** begin DATA SECTION **
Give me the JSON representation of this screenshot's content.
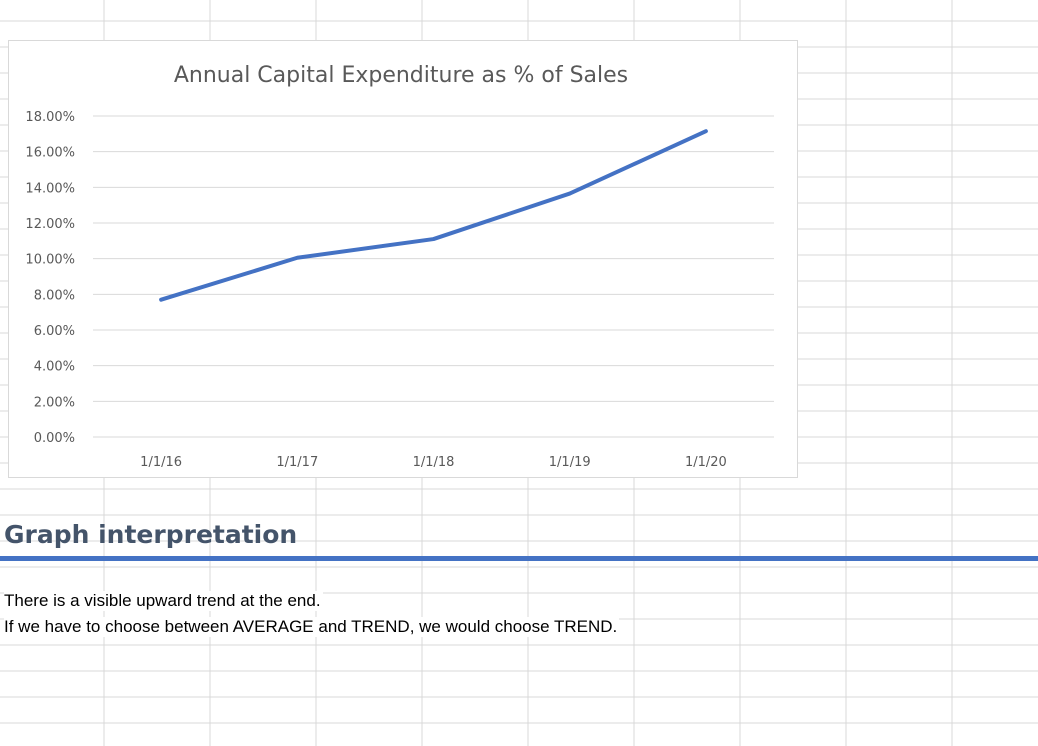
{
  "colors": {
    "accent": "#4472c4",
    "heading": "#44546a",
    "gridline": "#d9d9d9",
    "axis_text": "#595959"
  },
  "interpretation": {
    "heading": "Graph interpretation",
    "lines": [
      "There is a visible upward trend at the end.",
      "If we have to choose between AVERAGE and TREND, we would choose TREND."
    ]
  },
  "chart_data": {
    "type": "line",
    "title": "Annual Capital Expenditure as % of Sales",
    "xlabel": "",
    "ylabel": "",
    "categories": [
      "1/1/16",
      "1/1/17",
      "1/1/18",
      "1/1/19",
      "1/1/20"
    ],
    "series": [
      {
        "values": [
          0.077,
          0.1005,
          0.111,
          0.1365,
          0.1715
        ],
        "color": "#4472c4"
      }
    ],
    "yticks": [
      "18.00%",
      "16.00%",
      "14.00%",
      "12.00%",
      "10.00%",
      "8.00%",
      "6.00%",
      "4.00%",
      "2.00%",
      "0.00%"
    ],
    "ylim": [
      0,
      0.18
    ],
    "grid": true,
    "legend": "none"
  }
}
** end DATA SECTION **
STATED GOAL:
Say only how many lines in the records carry the word "heading".

RESULT OF THIS EXERCISE:
2